**Directive:**
Repeat all of the material below exactly as written, images excluded.

*****

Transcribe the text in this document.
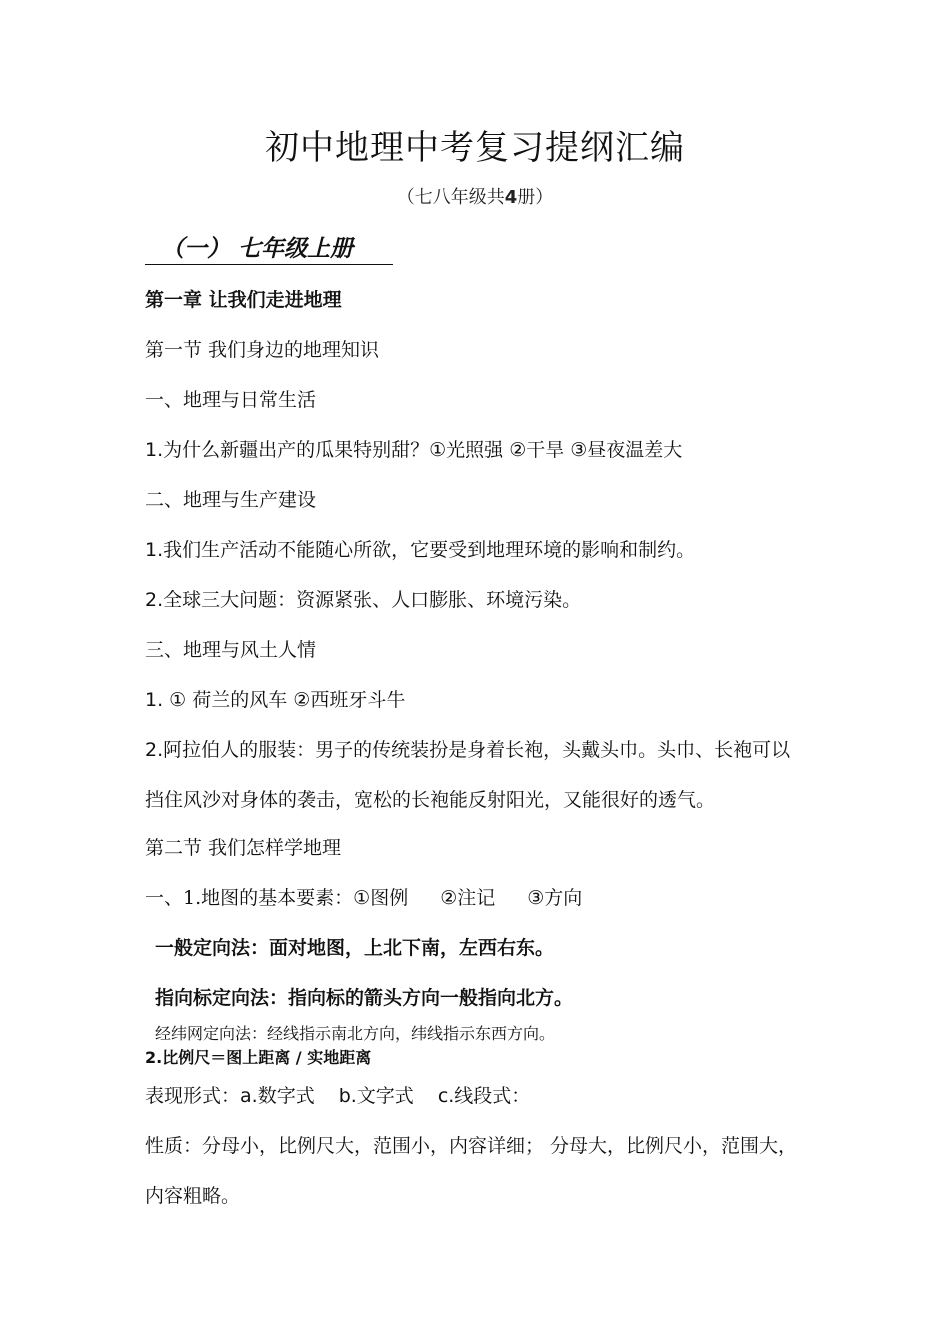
初中地理中考复习提纲汇编
（七八年级共4册）
（一） 七年级上册
第一章 让我们走进地理
第一节 我们身边的地理知识
一、地理与日常生活
1.为什么新疆出产的瓜果特别甜？①光照强 ②干旱 ③昼夜温差大
二、地理与生产建设
1.我们生产活动不能随心所欲，它要受到地理环境的影响和制约。
2.全球三大问题：资源紧张、人口膨胀、环境污染。
三、地理与风土人情
1. ① 荷兰的风车 ②西班牙斗牛
2.阿拉伯人的服装：男子的传统装扮是身着长袍，头戴头巾。头巾、长袍可以
挡住风沙对身体的袭击，宽松的长袍能反射阳光，又能很好的透气。
第二节 我们怎样学地理
一、1.地图的基本要素：①图例 ②注记 ③方向
一般定向法：面对地图，上北下南，左西右东。
指向标定向法：指向标的箭头方向一般指向北方。
经纬网定向法：经线指示南北方向，纬线指示东西方向。
2.比例尺＝图上距离 / 实地距离
表现形式：a.数字式 b.文字式 c.线段式：
性质：分母小，比例尺大，范围小，内容详细； 分母大，比例尺小，范围大，
内容粗略。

*****

**Solution to this exercise:**
Transcribe the text in this document.
初中地理中考复习提纲汇编
（七八年级共4册）
（一） 七年级上册
第一章 让我们走进地理
第一节 我们身边的地理知识
一、地理与日常生活
1.为什么新疆出产的瓜果特别甜？①光照强 ②干旱 ③昼夜温差大
二、地理与生产建设
1.我们生产活动不能随心所欲，它要受到地理环境的影响和制约。
2.全球三大问题：资源紧张、人口膨胀、环境污染。
三、地理与风土人情
1. ① 荷兰的风车 ②西班牙斗牛
2.阿拉伯人的服装：男子的传统装扮是身着长袍，头戴头巾。头巾、长袍可以
挡住风沙对身体的袭击，宽松的长袍能反射阳光，又能很好的透气。
第二节 我们怎样学地理
一、1.地图的基本要素：①图例 ②注记 ③方向
一般定向法：面对地图，上北下南，左西右东。
指向标定向法：指向标的箭头方向一般指向北方。
经纬网定向法：经线指示南北方向，纬线指示东西方向。
2.比例尺＝图上距离 / 实地距离
表现形式：a.数字式 b.文字式 c.线段式：
性质：分母小，比例尺大，范围小，内容详细； 分母大，比例尺小，范围大，
内容粗略。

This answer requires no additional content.